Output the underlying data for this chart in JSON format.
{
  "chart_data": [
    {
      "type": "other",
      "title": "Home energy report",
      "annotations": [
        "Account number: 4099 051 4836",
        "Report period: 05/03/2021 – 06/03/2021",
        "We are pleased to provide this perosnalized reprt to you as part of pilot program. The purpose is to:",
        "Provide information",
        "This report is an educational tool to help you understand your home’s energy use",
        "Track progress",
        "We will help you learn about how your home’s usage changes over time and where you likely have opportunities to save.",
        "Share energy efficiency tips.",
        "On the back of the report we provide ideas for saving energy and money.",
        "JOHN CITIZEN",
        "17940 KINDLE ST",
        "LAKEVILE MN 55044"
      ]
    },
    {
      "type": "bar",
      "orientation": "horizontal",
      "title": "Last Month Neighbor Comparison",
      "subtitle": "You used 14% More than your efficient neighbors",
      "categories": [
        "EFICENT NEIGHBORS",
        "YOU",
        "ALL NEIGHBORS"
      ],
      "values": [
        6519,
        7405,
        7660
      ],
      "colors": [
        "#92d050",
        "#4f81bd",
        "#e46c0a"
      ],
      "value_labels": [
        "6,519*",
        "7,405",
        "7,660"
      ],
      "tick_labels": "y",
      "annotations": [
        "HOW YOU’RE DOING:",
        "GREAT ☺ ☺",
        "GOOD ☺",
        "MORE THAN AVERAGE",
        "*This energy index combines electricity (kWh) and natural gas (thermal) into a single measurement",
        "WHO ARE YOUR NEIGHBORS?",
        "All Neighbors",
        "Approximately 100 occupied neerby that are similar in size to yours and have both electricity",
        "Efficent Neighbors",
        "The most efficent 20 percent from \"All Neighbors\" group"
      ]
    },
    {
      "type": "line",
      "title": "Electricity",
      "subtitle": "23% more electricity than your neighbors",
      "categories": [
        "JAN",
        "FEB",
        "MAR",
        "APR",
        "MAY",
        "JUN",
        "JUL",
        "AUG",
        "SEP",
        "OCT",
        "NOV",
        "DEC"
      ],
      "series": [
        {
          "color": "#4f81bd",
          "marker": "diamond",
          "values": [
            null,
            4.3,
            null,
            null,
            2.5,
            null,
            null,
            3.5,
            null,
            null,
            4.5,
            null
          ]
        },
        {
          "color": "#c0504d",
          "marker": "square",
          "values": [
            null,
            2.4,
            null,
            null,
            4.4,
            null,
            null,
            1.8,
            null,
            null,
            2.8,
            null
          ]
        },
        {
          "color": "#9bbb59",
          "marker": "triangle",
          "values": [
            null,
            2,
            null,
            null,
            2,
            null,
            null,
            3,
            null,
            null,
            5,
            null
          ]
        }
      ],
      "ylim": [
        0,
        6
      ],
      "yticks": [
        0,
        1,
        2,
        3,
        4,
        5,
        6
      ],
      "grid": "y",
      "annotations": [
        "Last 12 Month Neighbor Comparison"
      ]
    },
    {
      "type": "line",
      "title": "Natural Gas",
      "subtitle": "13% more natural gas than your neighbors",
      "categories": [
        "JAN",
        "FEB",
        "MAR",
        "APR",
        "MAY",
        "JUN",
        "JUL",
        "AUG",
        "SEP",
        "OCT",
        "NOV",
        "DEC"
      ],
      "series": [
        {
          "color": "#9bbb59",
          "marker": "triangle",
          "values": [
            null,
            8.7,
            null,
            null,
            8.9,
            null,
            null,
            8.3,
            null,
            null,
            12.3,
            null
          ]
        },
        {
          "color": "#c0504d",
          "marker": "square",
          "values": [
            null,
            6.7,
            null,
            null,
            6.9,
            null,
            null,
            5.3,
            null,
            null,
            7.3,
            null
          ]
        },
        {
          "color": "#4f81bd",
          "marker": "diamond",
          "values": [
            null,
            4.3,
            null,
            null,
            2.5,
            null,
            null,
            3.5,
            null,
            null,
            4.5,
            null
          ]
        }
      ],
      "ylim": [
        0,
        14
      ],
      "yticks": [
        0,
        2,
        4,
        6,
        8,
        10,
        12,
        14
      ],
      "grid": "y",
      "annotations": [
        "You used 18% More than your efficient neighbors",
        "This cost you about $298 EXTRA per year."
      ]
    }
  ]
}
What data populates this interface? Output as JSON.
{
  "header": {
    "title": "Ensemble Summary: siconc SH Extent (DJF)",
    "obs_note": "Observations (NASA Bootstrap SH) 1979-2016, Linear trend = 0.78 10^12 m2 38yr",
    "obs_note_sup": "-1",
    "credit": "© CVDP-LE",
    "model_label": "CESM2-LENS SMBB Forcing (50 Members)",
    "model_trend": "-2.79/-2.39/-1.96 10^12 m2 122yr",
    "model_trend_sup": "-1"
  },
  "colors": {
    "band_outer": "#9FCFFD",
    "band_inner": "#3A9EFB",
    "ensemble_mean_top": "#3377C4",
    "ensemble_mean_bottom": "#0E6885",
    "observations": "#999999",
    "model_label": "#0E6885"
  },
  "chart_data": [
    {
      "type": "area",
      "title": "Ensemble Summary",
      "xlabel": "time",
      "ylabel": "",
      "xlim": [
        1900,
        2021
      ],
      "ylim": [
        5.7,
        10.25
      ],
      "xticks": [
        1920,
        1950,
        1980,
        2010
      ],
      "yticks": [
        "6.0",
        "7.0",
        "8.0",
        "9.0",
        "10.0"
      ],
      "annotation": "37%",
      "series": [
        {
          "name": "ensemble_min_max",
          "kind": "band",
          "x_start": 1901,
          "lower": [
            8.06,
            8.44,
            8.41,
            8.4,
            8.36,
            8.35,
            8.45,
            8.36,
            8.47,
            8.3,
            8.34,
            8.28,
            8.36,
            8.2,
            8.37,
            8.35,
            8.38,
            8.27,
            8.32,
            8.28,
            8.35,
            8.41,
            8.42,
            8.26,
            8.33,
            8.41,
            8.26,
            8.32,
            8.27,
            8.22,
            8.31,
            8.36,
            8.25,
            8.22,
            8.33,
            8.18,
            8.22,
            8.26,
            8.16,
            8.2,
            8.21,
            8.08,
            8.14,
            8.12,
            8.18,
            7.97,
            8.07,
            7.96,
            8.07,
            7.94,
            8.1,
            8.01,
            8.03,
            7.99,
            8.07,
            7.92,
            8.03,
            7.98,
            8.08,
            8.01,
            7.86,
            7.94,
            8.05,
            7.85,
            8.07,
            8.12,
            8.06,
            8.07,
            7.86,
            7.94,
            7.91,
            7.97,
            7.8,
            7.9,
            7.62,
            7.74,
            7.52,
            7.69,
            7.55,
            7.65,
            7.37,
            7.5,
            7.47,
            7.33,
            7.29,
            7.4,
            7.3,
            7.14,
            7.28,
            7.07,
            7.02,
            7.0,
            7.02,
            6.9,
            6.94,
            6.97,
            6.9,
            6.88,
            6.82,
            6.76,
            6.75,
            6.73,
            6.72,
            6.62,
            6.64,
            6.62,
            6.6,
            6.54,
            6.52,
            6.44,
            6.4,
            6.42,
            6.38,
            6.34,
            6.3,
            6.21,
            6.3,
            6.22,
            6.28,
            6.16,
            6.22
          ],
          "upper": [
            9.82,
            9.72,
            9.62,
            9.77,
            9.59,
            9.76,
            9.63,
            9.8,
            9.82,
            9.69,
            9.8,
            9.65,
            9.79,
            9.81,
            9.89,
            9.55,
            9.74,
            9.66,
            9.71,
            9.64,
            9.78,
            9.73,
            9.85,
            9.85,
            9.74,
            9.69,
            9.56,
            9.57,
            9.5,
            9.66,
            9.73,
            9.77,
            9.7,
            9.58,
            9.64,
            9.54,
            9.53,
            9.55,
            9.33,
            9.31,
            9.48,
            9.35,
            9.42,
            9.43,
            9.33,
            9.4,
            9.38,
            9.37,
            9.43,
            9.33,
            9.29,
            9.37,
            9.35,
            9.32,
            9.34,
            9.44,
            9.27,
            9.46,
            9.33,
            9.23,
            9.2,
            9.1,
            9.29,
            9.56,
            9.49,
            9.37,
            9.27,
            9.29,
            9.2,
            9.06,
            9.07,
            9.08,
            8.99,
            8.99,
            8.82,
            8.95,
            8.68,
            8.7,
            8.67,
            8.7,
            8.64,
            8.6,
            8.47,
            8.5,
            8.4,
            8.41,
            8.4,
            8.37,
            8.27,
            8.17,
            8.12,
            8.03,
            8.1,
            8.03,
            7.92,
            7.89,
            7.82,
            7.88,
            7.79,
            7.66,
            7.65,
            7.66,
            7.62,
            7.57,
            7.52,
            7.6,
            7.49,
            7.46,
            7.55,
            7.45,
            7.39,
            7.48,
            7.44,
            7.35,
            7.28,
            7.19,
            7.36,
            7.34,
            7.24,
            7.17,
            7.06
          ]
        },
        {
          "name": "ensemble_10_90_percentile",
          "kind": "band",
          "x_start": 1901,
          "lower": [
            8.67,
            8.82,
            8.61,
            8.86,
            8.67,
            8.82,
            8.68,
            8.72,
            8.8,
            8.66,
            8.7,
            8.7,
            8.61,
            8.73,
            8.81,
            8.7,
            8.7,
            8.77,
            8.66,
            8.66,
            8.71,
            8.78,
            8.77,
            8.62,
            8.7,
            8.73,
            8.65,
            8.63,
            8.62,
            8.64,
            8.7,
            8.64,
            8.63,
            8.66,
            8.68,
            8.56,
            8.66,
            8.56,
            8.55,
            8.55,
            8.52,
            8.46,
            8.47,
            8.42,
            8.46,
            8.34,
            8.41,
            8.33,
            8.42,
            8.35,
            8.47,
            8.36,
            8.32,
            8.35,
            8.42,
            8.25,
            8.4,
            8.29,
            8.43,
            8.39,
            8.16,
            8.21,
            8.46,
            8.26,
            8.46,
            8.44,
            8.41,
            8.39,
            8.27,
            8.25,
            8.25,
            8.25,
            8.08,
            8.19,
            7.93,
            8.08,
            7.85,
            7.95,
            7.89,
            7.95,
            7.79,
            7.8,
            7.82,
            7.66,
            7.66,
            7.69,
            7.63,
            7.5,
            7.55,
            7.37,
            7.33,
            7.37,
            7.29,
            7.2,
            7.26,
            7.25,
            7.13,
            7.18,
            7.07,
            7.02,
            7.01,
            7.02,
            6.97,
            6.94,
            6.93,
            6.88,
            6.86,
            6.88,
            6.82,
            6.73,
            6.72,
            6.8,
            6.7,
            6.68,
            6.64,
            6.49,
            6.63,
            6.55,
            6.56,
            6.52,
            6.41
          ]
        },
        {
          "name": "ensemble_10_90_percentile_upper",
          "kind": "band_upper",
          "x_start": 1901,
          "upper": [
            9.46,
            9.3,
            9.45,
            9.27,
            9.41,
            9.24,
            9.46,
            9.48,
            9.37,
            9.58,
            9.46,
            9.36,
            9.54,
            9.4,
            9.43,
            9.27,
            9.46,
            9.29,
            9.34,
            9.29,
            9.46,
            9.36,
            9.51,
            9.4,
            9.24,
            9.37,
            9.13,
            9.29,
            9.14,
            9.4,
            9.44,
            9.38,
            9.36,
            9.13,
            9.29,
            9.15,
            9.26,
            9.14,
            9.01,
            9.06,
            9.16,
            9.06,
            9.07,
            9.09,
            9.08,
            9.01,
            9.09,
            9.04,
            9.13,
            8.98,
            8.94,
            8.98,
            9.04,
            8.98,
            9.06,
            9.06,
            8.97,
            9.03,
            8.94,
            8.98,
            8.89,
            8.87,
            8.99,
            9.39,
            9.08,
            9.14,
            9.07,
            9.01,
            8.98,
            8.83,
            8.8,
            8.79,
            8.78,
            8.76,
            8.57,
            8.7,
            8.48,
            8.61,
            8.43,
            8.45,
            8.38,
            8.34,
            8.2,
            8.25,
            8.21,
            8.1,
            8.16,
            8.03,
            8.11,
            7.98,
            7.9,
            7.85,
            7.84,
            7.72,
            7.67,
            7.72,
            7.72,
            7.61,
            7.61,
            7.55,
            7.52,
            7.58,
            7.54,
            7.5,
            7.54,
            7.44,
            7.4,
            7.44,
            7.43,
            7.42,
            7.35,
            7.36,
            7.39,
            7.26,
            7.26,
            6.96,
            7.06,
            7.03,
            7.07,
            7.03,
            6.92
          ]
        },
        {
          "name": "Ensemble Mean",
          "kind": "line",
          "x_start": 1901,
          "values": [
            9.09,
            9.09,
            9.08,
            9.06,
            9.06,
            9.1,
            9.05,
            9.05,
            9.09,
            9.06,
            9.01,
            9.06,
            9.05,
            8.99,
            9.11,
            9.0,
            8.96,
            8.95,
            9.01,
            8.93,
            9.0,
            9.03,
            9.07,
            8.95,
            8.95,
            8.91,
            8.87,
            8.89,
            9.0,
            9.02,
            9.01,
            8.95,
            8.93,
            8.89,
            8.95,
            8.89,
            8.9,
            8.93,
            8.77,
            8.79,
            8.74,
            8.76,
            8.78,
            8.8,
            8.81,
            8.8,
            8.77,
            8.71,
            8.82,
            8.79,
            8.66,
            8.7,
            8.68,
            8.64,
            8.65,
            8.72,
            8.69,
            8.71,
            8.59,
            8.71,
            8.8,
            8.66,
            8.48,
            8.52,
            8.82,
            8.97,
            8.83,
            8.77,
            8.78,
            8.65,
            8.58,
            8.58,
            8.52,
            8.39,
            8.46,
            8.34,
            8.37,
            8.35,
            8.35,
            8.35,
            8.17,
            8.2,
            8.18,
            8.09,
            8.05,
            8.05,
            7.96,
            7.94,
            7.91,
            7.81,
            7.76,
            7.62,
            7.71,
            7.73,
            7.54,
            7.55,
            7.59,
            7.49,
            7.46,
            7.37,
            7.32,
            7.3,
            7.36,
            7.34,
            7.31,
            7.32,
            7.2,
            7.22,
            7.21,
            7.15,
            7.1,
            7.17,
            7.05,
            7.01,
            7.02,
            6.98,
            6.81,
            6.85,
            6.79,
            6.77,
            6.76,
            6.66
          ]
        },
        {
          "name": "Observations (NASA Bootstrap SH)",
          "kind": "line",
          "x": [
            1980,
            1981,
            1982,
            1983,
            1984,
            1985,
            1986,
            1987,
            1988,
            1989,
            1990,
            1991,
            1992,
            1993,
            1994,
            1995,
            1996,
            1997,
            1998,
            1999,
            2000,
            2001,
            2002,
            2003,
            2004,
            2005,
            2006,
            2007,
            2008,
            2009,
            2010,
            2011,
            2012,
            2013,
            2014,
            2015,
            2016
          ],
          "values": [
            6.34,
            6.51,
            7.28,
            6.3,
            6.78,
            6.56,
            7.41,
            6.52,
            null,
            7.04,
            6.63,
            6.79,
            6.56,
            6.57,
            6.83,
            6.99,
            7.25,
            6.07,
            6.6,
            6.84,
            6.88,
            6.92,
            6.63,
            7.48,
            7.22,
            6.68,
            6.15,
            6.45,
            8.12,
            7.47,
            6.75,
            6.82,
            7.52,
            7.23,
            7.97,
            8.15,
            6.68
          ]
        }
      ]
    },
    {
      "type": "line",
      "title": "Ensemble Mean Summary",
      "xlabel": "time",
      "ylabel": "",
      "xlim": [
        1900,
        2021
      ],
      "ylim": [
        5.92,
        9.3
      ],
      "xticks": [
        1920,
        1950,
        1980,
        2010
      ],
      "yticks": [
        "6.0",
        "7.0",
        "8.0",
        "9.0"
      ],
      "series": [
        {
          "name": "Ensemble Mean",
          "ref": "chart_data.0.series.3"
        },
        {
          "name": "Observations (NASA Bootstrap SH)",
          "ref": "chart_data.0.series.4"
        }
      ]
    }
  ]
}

» INSTRUCTIONS FOR THE TASK
Note how many lines in the listing above hold the string "JSON", then give only that figure.

» WRITTEN ANSWER
2